Aim of the task
Tally the lines that include "Создать". Output the number only.
## start Task inputs
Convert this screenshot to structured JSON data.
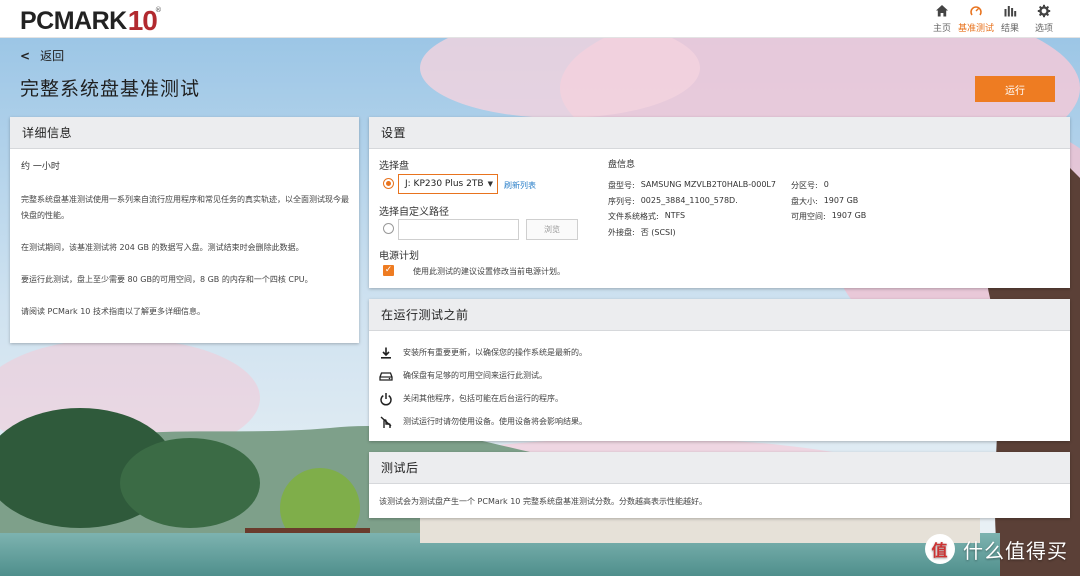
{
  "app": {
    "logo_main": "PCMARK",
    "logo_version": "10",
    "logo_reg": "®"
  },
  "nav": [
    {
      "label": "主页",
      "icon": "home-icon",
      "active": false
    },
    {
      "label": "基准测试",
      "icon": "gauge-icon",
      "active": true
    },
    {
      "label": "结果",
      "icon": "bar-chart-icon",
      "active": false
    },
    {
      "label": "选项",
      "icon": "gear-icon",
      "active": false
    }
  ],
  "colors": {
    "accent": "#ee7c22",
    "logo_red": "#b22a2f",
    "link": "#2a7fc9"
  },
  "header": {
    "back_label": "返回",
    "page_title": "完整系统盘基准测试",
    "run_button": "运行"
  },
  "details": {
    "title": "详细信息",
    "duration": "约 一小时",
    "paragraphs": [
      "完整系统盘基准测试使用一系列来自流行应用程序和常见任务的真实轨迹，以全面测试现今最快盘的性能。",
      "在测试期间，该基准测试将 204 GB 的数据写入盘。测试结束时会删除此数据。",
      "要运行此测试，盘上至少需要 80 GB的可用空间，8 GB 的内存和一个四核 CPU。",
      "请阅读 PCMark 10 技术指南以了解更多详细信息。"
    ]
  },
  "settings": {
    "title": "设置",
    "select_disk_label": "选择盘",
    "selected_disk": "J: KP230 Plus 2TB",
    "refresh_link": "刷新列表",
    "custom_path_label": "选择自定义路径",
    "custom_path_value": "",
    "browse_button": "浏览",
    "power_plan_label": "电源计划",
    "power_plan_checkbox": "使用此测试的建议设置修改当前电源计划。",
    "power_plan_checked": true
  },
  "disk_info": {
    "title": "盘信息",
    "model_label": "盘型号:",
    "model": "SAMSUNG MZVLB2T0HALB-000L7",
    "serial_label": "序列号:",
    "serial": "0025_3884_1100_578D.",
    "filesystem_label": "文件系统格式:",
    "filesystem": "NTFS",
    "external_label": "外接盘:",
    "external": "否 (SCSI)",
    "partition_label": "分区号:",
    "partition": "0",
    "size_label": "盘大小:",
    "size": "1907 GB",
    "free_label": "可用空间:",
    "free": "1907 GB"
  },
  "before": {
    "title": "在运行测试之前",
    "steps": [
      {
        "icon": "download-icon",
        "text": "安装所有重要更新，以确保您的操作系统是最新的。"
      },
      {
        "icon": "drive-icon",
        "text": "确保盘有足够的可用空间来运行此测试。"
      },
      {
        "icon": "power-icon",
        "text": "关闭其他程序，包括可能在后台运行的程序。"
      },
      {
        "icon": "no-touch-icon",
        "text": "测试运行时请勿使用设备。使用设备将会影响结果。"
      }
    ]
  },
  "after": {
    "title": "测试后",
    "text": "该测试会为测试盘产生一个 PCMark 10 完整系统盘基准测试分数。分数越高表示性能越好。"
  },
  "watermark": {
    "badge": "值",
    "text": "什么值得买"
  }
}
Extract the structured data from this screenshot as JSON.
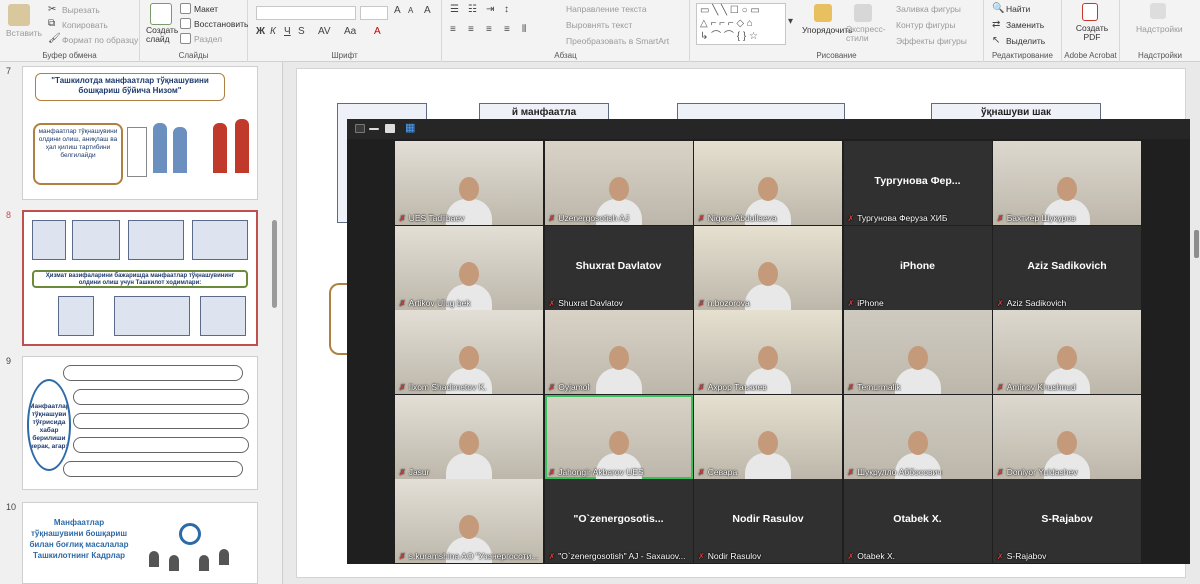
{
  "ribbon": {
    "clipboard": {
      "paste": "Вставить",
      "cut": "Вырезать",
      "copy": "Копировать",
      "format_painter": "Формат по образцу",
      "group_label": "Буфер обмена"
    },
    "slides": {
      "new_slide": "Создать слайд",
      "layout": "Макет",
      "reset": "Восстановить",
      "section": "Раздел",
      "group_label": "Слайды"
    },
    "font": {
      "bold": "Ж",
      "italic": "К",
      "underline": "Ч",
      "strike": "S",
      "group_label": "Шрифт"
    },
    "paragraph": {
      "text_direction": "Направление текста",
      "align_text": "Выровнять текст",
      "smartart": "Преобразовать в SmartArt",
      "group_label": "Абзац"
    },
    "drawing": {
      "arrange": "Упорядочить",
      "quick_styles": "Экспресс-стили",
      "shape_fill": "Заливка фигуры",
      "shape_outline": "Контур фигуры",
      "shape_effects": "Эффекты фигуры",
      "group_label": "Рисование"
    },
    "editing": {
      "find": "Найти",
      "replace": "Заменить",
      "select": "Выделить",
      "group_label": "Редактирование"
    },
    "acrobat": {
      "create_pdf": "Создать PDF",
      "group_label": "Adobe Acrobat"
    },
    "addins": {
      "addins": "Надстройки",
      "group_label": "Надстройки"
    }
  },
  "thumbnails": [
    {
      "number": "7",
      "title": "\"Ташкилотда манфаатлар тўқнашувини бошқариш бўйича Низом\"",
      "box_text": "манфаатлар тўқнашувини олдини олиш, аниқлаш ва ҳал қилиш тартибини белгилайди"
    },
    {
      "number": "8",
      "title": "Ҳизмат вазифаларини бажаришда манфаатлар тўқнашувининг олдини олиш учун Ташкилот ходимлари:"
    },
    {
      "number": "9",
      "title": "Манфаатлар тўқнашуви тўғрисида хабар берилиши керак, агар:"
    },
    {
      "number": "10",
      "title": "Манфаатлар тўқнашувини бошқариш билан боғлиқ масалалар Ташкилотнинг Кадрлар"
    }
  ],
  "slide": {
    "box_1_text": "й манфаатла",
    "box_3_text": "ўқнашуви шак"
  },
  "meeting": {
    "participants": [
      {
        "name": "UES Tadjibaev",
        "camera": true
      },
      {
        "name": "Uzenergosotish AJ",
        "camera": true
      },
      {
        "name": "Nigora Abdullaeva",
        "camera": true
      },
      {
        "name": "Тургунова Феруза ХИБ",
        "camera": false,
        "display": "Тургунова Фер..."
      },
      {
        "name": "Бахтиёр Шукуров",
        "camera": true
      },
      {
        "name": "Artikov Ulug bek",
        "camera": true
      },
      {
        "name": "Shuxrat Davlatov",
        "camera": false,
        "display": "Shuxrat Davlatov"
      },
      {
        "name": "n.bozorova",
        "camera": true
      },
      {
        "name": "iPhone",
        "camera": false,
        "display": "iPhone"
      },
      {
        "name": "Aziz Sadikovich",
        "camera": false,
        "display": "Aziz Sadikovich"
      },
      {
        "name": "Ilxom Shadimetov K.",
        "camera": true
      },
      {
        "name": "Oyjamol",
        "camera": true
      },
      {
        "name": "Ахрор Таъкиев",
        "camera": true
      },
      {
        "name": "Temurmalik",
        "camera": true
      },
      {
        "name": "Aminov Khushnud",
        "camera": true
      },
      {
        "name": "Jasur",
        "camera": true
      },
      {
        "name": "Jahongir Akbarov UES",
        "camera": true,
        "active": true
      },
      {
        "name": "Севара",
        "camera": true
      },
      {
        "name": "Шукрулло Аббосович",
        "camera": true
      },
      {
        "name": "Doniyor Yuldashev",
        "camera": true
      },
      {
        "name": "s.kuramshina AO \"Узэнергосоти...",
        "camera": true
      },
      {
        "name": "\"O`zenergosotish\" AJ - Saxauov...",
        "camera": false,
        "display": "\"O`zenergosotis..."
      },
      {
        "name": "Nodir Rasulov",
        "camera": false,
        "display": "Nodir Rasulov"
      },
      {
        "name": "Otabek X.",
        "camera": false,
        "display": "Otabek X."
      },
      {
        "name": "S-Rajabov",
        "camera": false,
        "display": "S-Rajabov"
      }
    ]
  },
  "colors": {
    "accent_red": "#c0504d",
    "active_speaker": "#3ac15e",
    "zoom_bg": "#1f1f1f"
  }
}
## end Task inputs
## start Task inputs
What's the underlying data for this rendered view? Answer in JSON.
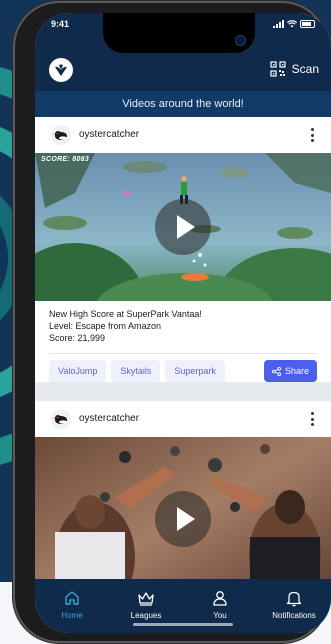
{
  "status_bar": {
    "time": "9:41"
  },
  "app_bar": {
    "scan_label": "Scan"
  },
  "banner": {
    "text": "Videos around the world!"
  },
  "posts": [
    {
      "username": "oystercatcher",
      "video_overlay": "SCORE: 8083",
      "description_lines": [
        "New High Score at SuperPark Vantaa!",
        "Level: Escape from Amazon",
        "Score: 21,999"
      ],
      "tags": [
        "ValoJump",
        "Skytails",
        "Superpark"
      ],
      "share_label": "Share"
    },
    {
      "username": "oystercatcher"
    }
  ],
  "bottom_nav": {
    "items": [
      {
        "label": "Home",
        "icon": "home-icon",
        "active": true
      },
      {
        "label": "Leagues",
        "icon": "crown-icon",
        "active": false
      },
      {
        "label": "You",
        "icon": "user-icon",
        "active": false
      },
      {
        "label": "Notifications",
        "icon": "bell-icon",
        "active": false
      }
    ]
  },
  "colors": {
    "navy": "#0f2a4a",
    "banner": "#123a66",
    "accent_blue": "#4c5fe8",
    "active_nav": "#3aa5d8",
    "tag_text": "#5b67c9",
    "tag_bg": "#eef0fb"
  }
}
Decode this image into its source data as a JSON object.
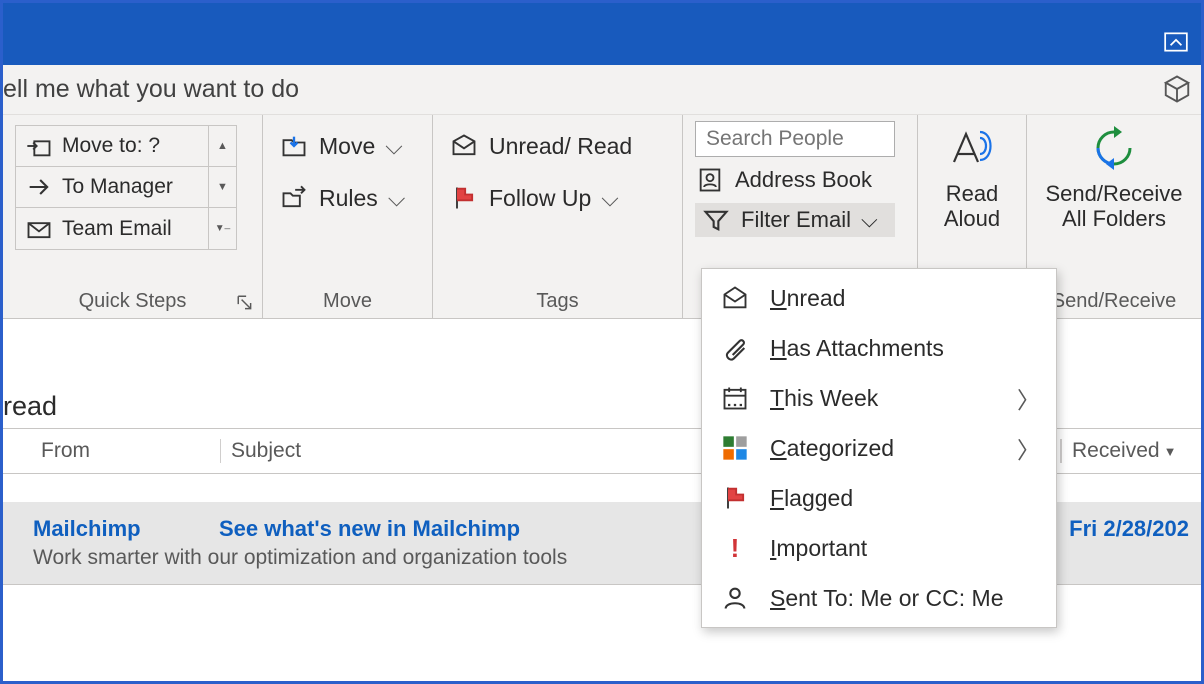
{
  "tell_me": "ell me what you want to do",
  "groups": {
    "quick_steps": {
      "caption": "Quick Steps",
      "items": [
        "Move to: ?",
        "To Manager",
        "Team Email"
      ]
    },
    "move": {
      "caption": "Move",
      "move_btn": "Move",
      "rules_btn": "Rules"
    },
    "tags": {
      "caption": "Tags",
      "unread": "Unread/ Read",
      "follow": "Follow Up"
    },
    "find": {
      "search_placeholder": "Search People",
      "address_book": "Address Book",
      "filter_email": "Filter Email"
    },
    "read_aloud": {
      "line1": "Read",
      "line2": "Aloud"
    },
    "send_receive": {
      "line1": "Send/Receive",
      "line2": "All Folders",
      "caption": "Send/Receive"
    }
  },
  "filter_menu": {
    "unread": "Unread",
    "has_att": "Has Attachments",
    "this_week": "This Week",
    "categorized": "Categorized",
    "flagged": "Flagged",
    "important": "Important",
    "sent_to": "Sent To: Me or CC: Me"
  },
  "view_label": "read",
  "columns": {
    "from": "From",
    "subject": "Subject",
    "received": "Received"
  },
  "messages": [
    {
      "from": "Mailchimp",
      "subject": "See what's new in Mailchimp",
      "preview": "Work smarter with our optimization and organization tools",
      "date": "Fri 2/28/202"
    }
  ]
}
## end Task inputs
The response
2